GOAL OF THE EXERCISE –
Please report every line from the material that contains the word "source".
* begin DATA FOR PROCESSING *
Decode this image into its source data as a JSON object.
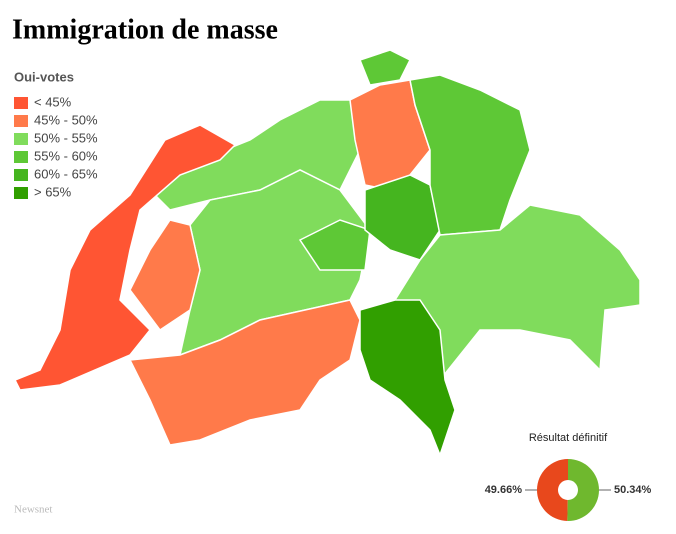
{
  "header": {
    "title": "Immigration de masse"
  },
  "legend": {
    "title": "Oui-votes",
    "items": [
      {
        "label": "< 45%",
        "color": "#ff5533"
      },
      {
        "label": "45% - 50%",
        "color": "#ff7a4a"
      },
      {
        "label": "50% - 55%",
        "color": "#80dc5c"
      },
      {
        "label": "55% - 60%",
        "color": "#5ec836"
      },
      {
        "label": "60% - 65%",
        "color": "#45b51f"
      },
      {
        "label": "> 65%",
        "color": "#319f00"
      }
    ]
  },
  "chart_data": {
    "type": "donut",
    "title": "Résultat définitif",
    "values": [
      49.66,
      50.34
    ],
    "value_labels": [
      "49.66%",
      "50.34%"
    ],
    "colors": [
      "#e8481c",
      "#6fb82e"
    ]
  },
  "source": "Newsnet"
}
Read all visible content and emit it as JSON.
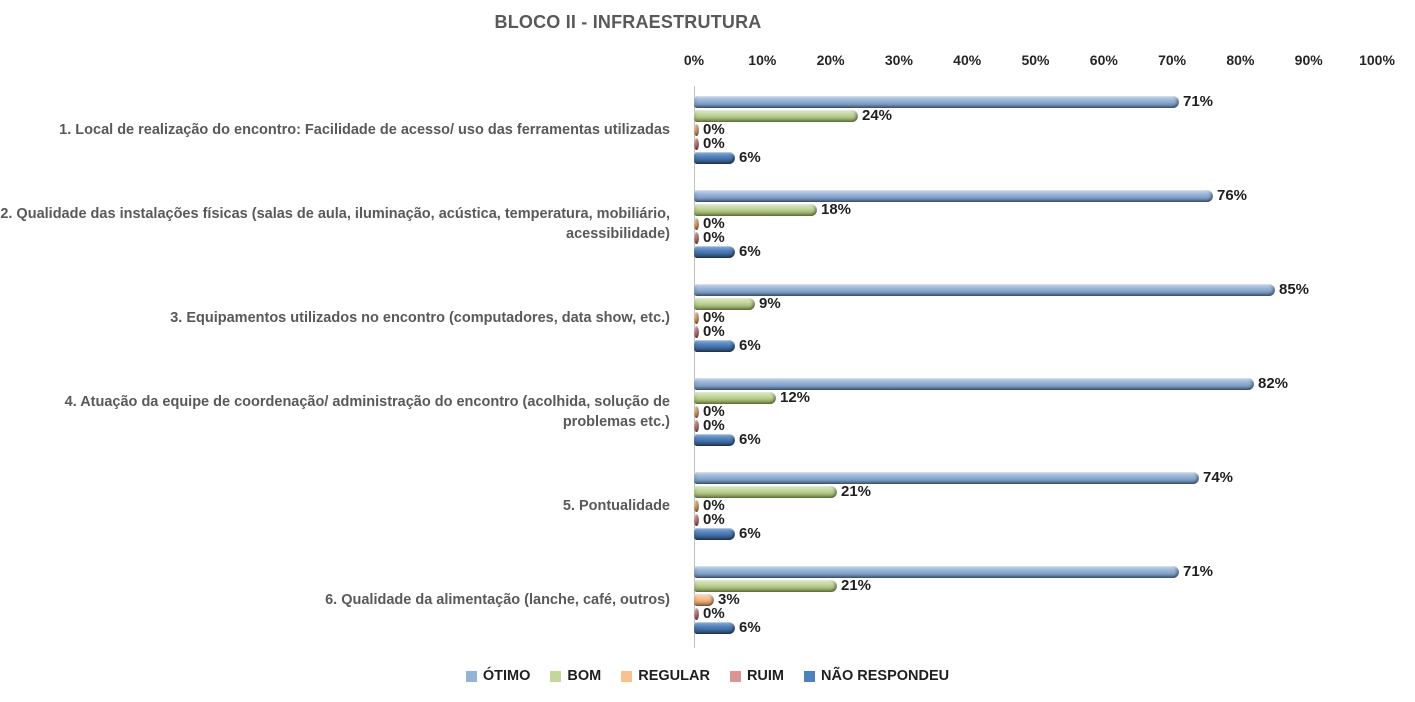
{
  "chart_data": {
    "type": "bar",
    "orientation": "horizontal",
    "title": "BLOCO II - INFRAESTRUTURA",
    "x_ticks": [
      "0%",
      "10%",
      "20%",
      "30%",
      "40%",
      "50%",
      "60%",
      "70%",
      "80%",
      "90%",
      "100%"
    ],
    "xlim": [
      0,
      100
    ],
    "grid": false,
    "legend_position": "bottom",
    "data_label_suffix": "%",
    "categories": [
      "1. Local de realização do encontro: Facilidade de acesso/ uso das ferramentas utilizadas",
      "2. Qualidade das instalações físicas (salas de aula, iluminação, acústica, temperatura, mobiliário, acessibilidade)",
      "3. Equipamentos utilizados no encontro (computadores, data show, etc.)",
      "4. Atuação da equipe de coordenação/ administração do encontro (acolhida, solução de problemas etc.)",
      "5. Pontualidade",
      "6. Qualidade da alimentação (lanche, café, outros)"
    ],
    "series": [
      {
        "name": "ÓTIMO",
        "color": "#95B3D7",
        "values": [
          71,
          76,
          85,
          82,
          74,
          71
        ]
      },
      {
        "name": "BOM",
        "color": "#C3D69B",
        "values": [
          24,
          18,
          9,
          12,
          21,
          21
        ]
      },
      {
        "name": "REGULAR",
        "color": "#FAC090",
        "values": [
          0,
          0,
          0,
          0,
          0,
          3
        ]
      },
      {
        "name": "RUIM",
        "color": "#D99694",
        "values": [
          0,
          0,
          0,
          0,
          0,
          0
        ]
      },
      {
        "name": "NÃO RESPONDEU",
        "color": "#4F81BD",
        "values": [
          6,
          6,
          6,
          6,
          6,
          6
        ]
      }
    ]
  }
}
* end DATA FOR PROCESSING *
THE OUTPUT –
Decode this image into its source data as a JSON object.
  "source": "Newsnet"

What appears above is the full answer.